Instructions to follow => Once the pictures are set aside, transcribe the remaining data exactly.

....

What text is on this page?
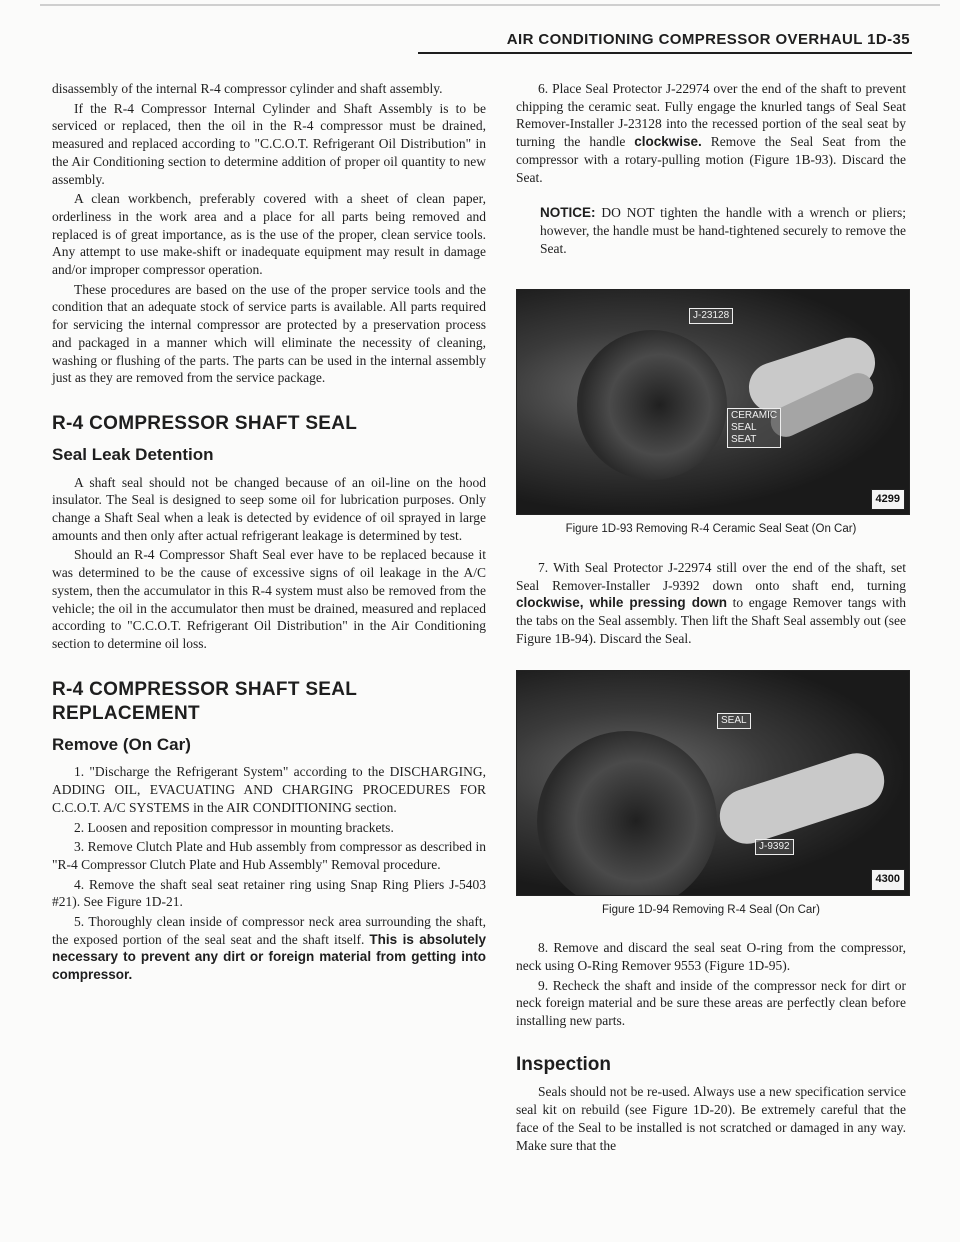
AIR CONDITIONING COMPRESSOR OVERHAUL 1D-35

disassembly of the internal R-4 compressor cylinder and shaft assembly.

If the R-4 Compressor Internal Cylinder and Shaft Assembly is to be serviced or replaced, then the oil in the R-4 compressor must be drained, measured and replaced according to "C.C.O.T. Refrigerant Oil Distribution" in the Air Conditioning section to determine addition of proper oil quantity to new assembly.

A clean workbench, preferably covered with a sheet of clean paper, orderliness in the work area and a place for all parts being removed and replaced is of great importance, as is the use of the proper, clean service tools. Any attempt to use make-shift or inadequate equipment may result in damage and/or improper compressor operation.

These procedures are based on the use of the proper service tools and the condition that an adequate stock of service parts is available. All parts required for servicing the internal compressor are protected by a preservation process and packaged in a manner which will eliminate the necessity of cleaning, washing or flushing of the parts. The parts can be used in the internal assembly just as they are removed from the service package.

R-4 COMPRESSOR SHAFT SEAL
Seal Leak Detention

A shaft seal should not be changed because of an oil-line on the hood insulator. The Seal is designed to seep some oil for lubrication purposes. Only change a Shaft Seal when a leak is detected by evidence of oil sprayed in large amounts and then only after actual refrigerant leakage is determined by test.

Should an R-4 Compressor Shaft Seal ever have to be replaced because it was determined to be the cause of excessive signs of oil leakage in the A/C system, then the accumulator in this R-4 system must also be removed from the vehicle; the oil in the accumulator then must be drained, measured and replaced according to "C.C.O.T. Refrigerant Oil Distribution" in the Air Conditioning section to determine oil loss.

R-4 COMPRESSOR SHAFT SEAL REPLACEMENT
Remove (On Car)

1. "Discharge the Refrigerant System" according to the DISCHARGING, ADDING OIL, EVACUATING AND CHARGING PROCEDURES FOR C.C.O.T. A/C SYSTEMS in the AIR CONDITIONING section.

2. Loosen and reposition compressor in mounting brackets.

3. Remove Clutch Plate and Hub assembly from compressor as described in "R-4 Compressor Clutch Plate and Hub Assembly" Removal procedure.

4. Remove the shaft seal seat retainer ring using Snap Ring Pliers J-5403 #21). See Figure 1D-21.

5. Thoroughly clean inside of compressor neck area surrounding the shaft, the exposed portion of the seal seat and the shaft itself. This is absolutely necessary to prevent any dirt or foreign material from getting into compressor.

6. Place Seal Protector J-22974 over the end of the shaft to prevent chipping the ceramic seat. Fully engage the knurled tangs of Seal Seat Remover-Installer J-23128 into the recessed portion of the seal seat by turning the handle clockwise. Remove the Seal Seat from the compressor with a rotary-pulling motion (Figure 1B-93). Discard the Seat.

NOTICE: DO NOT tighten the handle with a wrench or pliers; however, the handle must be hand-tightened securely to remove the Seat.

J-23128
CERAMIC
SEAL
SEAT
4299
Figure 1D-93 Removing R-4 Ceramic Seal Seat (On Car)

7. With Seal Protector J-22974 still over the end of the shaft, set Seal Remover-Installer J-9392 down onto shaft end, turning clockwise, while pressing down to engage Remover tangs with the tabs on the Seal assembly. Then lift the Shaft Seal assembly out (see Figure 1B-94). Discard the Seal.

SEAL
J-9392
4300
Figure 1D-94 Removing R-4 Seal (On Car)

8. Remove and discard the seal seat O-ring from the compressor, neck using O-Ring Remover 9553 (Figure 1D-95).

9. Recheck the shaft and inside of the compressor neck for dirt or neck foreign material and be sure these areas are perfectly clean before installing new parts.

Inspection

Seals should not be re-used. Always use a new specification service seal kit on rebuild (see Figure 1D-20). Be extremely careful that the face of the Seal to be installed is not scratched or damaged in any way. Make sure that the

....

Solution to this exercise =>
What text is on this page?
AIR CONDITIONING COMPRESSOR OVERHAUL 1D-35

disassembly of the internal R-4 compressor cylinder and shaft assembly.

If the R-4 Compressor Internal Cylinder and Shaft Assembly is to be serviced or replaced, then the oil in the R-4 compressor must be drained, measured and replaced according to "C.C.O.T. Refrigerant Oil Distribution" in the Air Conditioning section to determine addition of proper oil quantity to new assembly.

A clean workbench, preferably covered with a sheet of clean paper, orderliness in the work area and a place for all parts being removed and replaced is of great importance, as is the use of the proper, clean service tools. Any attempt to use make-shift or inadequate equipment may result in damage and/or improper compressor operation.

These procedures are based on the use of the proper service tools and the condition that an adequate stock of service parts is available. All parts required for servicing the internal compressor are protected by a preservation process and packaged in a manner which will eliminate the necessity of cleaning, washing or flushing of the parts. The parts can be used in the internal assembly just as they are removed from the service package.

R-4 COMPRESSOR SHAFT SEAL
Seal Leak Detention

A shaft seal should not be changed because of an oil-line on the hood insulator. The Seal is designed to seep some oil for lubrication purposes. Only change a Shaft Seal when a leak is detected by evidence of oil sprayed in large amounts and then only after actual refrigerant leakage is determined by test.

Should an R-4 Compressor Shaft Seal ever have to be replaced because it was determined to be the cause of excessive signs of oil leakage in the A/C system, then the accumulator in this R-4 system must also be removed from the vehicle; the oil in the accumulator then must be drained, measured and replaced according to "C.C.O.T. Refrigerant Oil Distribution" in the Air Conditioning section to determine oil loss.

R-4 COMPRESSOR SHAFT SEAL REPLACEMENT
Remove (On Car)

1. "Discharge the Refrigerant System" according to the DISCHARGING, ADDING OIL, EVACUATING AND CHARGING PROCEDURES FOR C.C.O.T. A/C SYSTEMS in the AIR CONDITIONING section.

2. Loosen and reposition compressor in mounting brackets.

3. Remove Clutch Plate and Hub assembly from compressor as described in "R-4 Compressor Clutch Plate and Hub Assembly" Removal procedure.

4. Remove the shaft seal seat retainer ring using Snap Ring Pliers J-5403 #21). See Figure 1D-21.

5. Thoroughly clean inside of compressor neck area surrounding the shaft, the exposed portion of the seal seat and the shaft itself. This is absolutely necessary to prevent any dirt or foreign material from getting into compressor.

6. Place Seal Protector J-22974 over the end of the shaft to prevent chipping the ceramic seat. Fully engage the knurled tangs of Seal Seat Remover-Installer J-23128 into the recessed portion of the seal seat by turning the handle clockwise. Remove the Seal Seat from the compressor with a rotary-pulling motion (Figure 1B-93). Discard the Seat.

NOTICE: DO NOT tighten the handle with a wrench or pliers; however, the handle must be hand-tightened securely to remove the Seat.

J-23128
CERAMIC
SEAL
SEAT
4299
Figure 1D-93 Removing R-4 Ceramic Seal Seat (On Car)

7. With Seal Protector J-22974 still over the end of the shaft, set Seal Remover-Installer J-9392 down onto shaft end, turning clockwise, while pressing down to engage Remover tangs with the tabs on the Seal assembly. Then lift the Shaft Seal assembly out (see Figure 1B-94). Discard the Seal.

SEAL
J-9392
4300
Figure 1D-94 Removing R-4 Seal (On Car)

8. Remove and discard the seal seat O-ring from the compressor, neck using O-Ring Remover 9553 (Figure 1D-95).

9. Recheck the shaft and inside of the compressor neck for dirt or neck foreign material and be sure these areas are perfectly clean before installing new parts.

Inspection

Seals should not be re-used. Always use a new specification service seal kit on rebuild (see Figure 1D-20). Be extremely careful that the face of the Seal to be installed is not scratched or damaged in any way. Make sure that the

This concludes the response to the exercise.